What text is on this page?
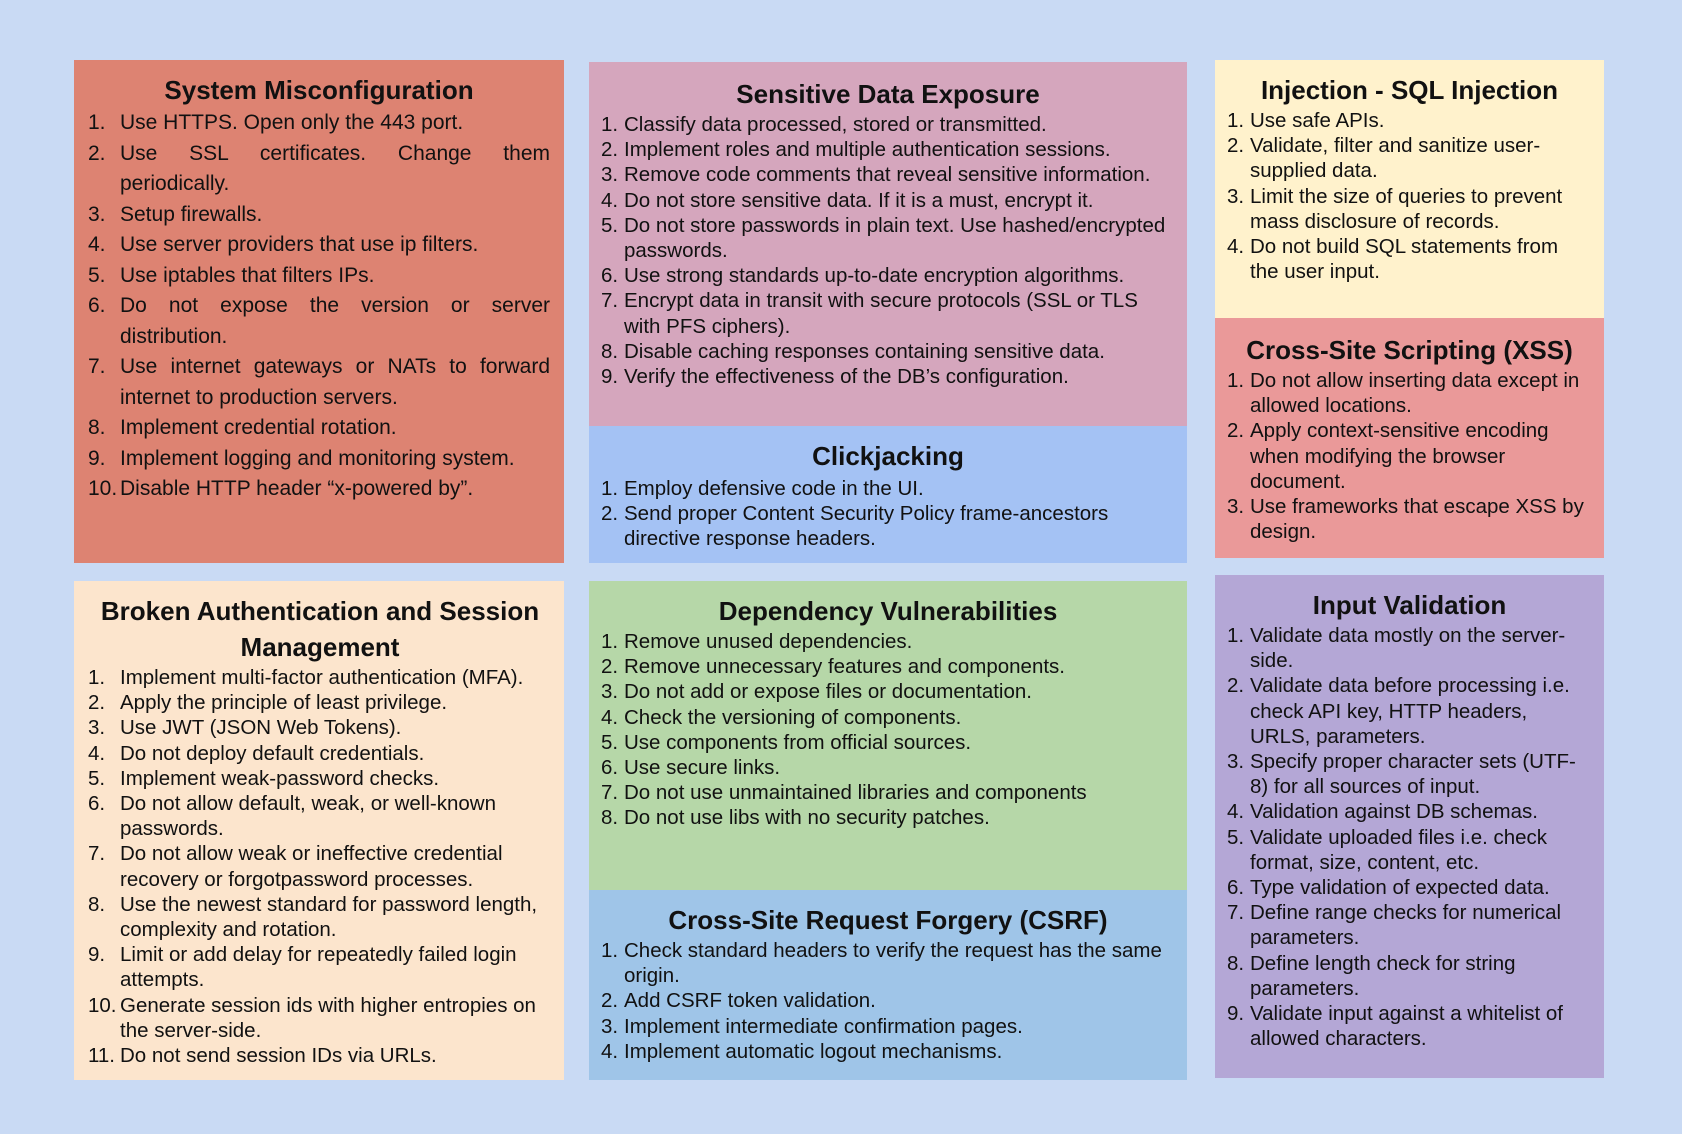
System Misconfiguration
1. Use HTTPS. Open only the 443 port.
2. Use SSL certificates. Change them periodically.
3. Setup firewalls.
4. Use server providers that use ip filters.
5. Use iptables that filters IPs.
6. Do not expose the version or server distribution.
7. Use internet gateways or NATs to forward internet to production servers.
8. Implement credential rotation.
9. Implement logging and monitoring system.
10. Disable HTTP header “x-powered by”.
Sensitive Data Exposure
1. Classify data processed, stored or transmitted.
2. Implement roles and multiple authentication sessions.
3. Remove code comments that reveal sensitive information.
4. Do not store sensitive data. If it is a must, encrypt it.
5. Do not store passwords in plain text. Use hashed/encrypted passwords.
6. Use strong standards up-to-date encryption algorithms.
7. Encrypt data in transit with secure protocols (SSL or TLS with PFS ciphers).
8. Disable caching responses containing sensitive data.
9. Verify the effectiveness of the DB’s configuration.
Clickjacking
1. Employ defensive code in the UI.
2. Send proper Content Security Policy frame-ancestors directive response headers.
Injection - SQL Injection
1. Use safe APIs.
2. Validate, filter and sanitize user-supplied data.
3. Limit the size of queries to prevent mass disclosure of records.
4. Do not build SQL statements from the user input.
Cross-Site Scripting (XSS)
1. Do not allow inserting data except in allowed locations.
2. Apply context-sensitive encoding when modifying the browser document.
3. Use frameworks that escape XSS by design.
Broken Authentication and Session Management
1. Implement multi-factor authentication (MFA).
2. Apply the principle of least privilege.
3. Use JWT (JSON Web Tokens).
4. Do not deploy default credentials.
5. Implement weak-password checks.
6. Do not allow default, weak, or well-known passwords.
7. Do not allow weak or ineffective credential recovery or forgotpassword processes.
8. Use the newest standard for password length, complexity and rotation.
9. Limit or add delay for repeatedly failed login attempts.
10. Generate session ids with higher entropies on the server-side.
11. Do not send session IDs via URLs.
Dependency Vulnerabilities
1. Remove unused dependencies.
2. Remove unnecessary features and components.
3. Do not add or expose files or documentation.
4. Check the versioning of components.
5. Use components from official sources.
6. Use secure links.
7. Do not use unmaintained libraries and components
8. Do not use libs with no security patches.
Cross-Site Request Forgery (CSRF)
1. Check standard headers to verify the request has the same origin.
2. Add CSRF token validation.
3. Implement intermediate confirmation pages.
4. Implement automatic logout mechanisms.
Input Validation
1. Validate data mostly on the server-side.
2. Validate data before processing i.e. check API key, HTTP headers, URLS, parameters.
3. Specify proper character sets (UTF-8) for all sources of input.
4. Validation against DB schemas.
5. Validate uploaded files i.e. check format, size, content, etc.
6. Type validation of expected data.
7. Define range checks for numerical parameters.
8. Define length check for string parameters.
9. Validate input against a whitelist of allowed characters.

========================================================================

## What is asked
Leave out every picture and copy the rest of the records exactly.

## Solved exercise
What text is on this page?
System Misconfiguration
1. Use HTTPS. Open only the 443 port.
2. Use SSL certificates. Change them periodically.
3. Setup firewalls.
4. Use server providers that use ip filters.
5. Use iptables that filters IPs.
6. Do not expose the version or server distribution.
7. Use internet gateways or NATs to forward internet to production servers.
8. Implement credential rotation.
9. Implement logging and monitoring system.
10. Disable HTTP header “x-powered by”.
Sensitive Data Exposure
1. Classify data processed, stored or transmitted.
2. Implement roles and multiple authentication sessions.
3. Remove code comments that reveal sensitive information.
4. Do not store sensitive data. If it is a must, encrypt it.
5. Do not store passwords in plain text. Use hashed/encrypted passwords.
6. Use strong standards up-to-date encryption algorithms.
7. Encrypt data in transit with secure protocols (SSL or TLS with PFS ciphers).
8. Disable caching responses containing sensitive data.
9. Verify the effectiveness of the DB’s configuration.
Clickjacking
1. Employ defensive code in the UI.
2. Send proper Content Security Policy frame-ancestors directive response headers.
Injection - SQL Injection
1. Use safe APIs.
2. Validate, filter and sanitize user-supplied data.
3. Limit the size of queries to prevent mass disclosure of records.
4. Do not build SQL statements from the user input.
Cross-Site Scripting (XSS)
1. Do not allow inserting data except in allowed locations.
2. Apply context-sensitive encoding when modifying the browser document.
3. Use frameworks that escape XSS by design.
Broken Authentication and Session Management
1. Implement multi-factor authentication (MFA).
2. Apply the principle of least privilege.
3. Use JWT (JSON Web Tokens).
4. Do not deploy default credentials.
5. Implement weak-password checks.
6. Do not allow default, weak, or well-known passwords.
7. Do not allow weak or ineffective credential recovery or forgotpassword processes.
8. Use the newest standard for password length, complexity and rotation.
9. Limit or add delay for repeatedly failed login attempts.
10. Generate session ids with higher entropies on the server-side.
11. Do not send session IDs via URLs.
Dependency Vulnerabilities
1. Remove unused dependencies.
2. Remove unnecessary features and components.
3. Do not add or expose files or documentation.
4. Check the versioning of components.
5. Use components from official sources.
6. Use secure links.
7. Do not use unmaintained libraries and components
8. Do not use libs with no security patches.
Cross-Site Request Forgery (CSRF)
1. Check standard headers to verify the request has the same origin.
2. Add CSRF token validation.
3. Implement intermediate confirmation pages.
4. Implement automatic logout mechanisms.
Input Validation
1. Validate data mostly on the server-side.
2. Validate data before processing i.e. check API key, HTTP headers, URLS, parameters.
3. Specify proper character sets (UTF-8) for all sources of input.
4. Validation against DB schemas.
5. Validate uploaded files i.e. check format, size, content, etc.
6. Type validation of expected data.
7. Define range checks for numerical parameters.
8. Define length check for string parameters.
9. Validate input against a whitelist of allowed characters.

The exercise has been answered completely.